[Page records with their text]
-- Opening Marker --
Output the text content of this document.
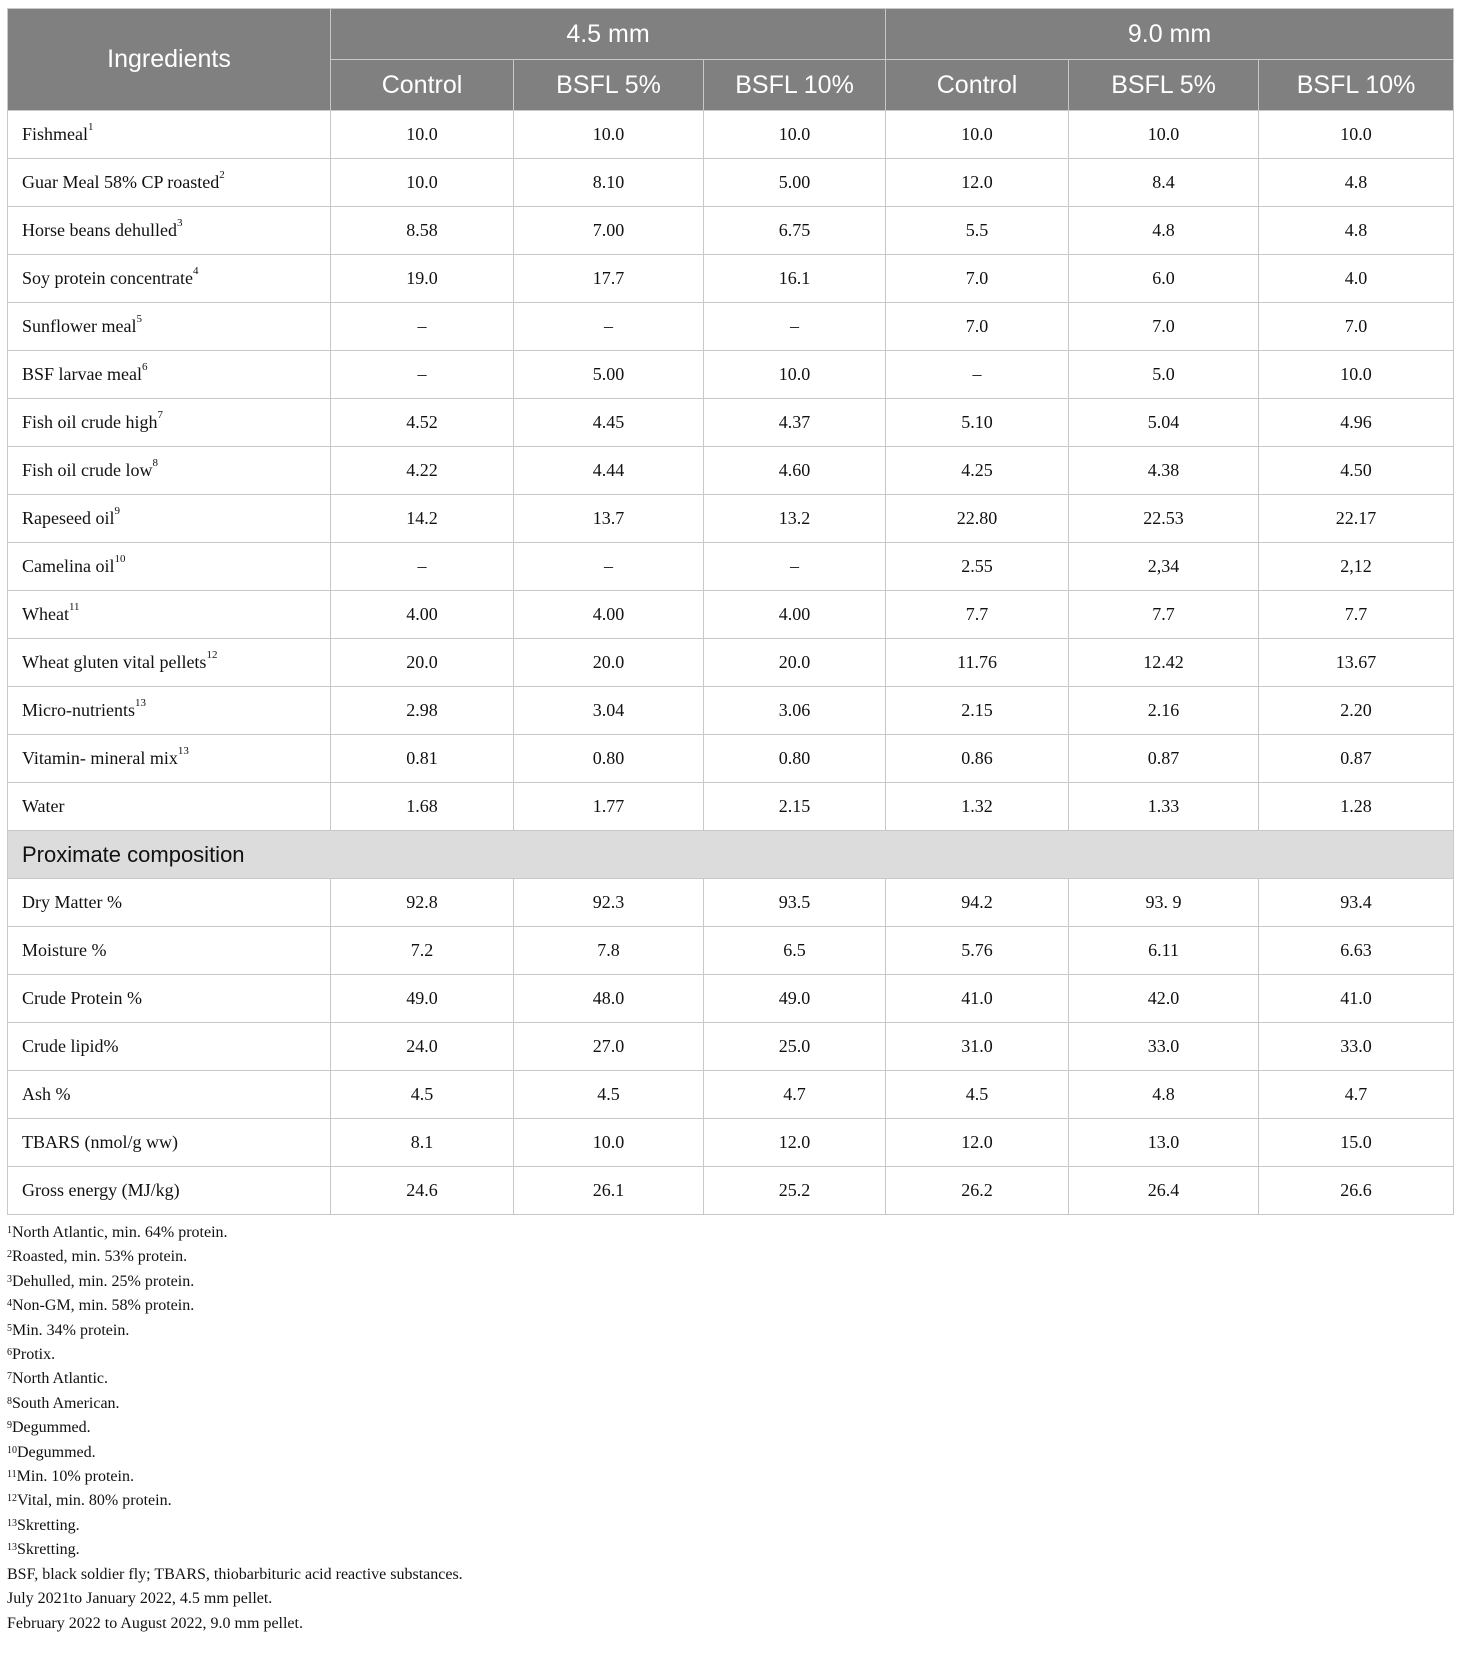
Ingredients	4.5 mm			9.0 mm		
	Control	BSFL 5%	BSFL 10%	Control	BSFL 5%	BSFL 10%
Fishmeal$^1$	10.0	10.0	10.0	10.0	10.0	10.0
Guar Meal 58% CP roasted$^2$	10.0	8.10	5.00	12.0	8.4	4.8
Horse beans dehulled$^3$	8.58	7.00	6.75	5.5	4.8	4.8
Soy protein concentrate$^4$	19.0	17.7	16.1	7.0	6.0	4.0
Sunflower meal$^5$	–	–	–	7.0	7.0	7.0
BSF larvae meal$^6$	–	5.00	10.0	–	5.0	10.0
Fish oil crude high$^7$	4.52	4.45	4.37	5.10	5.04	4.96
Fish oil crude low$^8$	4.22	4.44	4.60	4.25	4.38	4.50
Rapeseed oil$^9$	14.2	13.7	13.2	22.80	22.53	22.17
Camelina oil$^{10}$	–	–	–	2.55	2,34	2,12
Wheat$^{11}$	4.00	4.00	4.00	7.7	7.7	7.7
Wheat gluten vital pellets$^{12}$	20.0	20.0	20.0	11.76	12.42	13.67
Micro-nutrients$^{13}$	2.98	3.04	3.06	2.15	2.16	2.20
Vitamin- mineral mix$^{13}$	0.81	0.80	0.80	0.86	0.87	0.87
Water	1.68	1.77	2.15	1.32	1.33	1.28
Proximate composition						
Dry Matter %	92.8	92.3	93.5	94.2	93. 9	93.4
Moisture %	7.2	7.8	6.5	5.76	6.11	6.63
Crude Protein %	49.0	48.0	49.0	41.0	42.0	41.0
Crude lipid%	24.0	27.0	25.0	31.0	33.0	33.0
Ash %	4.5	4.5	4.7	4.5	4.8	4.7
TBARS (nmol/g ww)	8.1	10.0	12.0	12.0	13.0	15.0
Gross energy (MJ/kg)	24.6	26.1	25.2	26.2	26.4	26.6
$^1$North Atlantic, min. 64% protein.
$^2$Roasted, min. 53% protein.
$^3$Dehulled, min. 25% protein.
$^4$Non-GM, min. 58% protein.
$^5$Min. 34% protein.
$^6$Protix.
$^7$North Atlantic.
$^8$South American.
$^9$Degummed.
$^{10}$Degummed.
$^{11}$Min. 10% protein.
$^{12}$Vital, min. 80% protein.
$^{13}$Skretting.
$^{13}$Skretting.
BSF, black soldier fly; TBARS, thiobarbituric acid reactive substances.
July 2021to January 2022, 4.5 mm pellet.
February 2022 to August 2022, 9.0 mm pellet.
-- Closing Marker --
• WHAT IS EXPECTED
The entries above are to be restated verbatim, with no pictures carried over.

• COMPLETED EXERCISE
Output the text content of this document.
Ingredients	4.5 mm			9.0 mm		
	Control	BSFL 5%	BSFL 10%	Control	BSFL 5%	BSFL 10%
Fishmeal$^1$	10.0	10.0	10.0	10.0	10.0	10.0
Guar Meal 58% CP roasted$^2$	10.0	8.10	5.00	12.0	8.4	4.8
Horse beans dehulled$^3$	8.58	7.00	6.75	5.5	4.8	4.8
Soy protein concentrate$^4$	19.0	17.7	16.1	7.0	6.0	4.0
Sunflower meal$^5$	–	–	–	7.0	7.0	7.0
BSF larvae meal$^6$	–	5.00	10.0	–	5.0	10.0
Fish oil crude high$^7$	4.52	4.45	4.37	5.10	5.04	4.96
Fish oil crude low$^8$	4.22	4.44	4.60	4.25	4.38	4.50
Rapeseed oil$^9$	14.2	13.7	13.2	22.80	22.53	22.17
Camelina oil$^{10}$	–	–	–	2.55	2,34	2,12
Wheat$^{11}$	4.00	4.00	4.00	7.7	7.7	7.7
Wheat gluten vital pellets$^{12}$	20.0	20.0	20.0	11.76	12.42	13.67
Micro-nutrients$^{13}$	2.98	3.04	3.06	2.15	2.16	2.20
Vitamin- mineral mix$^{13}$	0.81	0.80	0.80	0.86	0.87	0.87
Water	1.68	1.77	2.15	1.32	1.33	1.28
Proximate composition						
Dry Matter %	92.8	92.3	93.5	94.2	93. 9	93.4
Moisture %	7.2	7.8	6.5	5.76	6.11	6.63
Crude Protein %	49.0	48.0	49.0	41.0	42.0	41.0
Crude lipid%	24.0	27.0	25.0	31.0	33.0	33.0
Ash %	4.5	4.5	4.7	4.5	4.8	4.7
TBARS (nmol/g ww)	8.1	10.0	12.0	12.0	13.0	15.0
Gross energy (MJ/kg)	24.6	26.1	25.2	26.2	26.4	26.6
$^1$North Atlantic, min. 64% protein.
$^2$Roasted, min. 53% protein.
$^3$Dehulled, min. 25% protein.
$^4$Non-GM, min. 58% protein.
$^5$Min. 34% protein.
$^6$Protix.
$^7$North Atlantic.
$^8$South American.
$^9$Degummed.
$^{10}$Degummed.
$^{11}$Min. 10% protein.
$^{12}$Vital, min. 80% protein.
$^{13}$Skretting.
$^{13}$Skretting.
BSF, black soldier fly; TBARS, thiobarbituric acid reactive substances.
July 2021to January 2022, 4.5 mm pellet.
February 2022 to August 2022, 9.0 mm pellet.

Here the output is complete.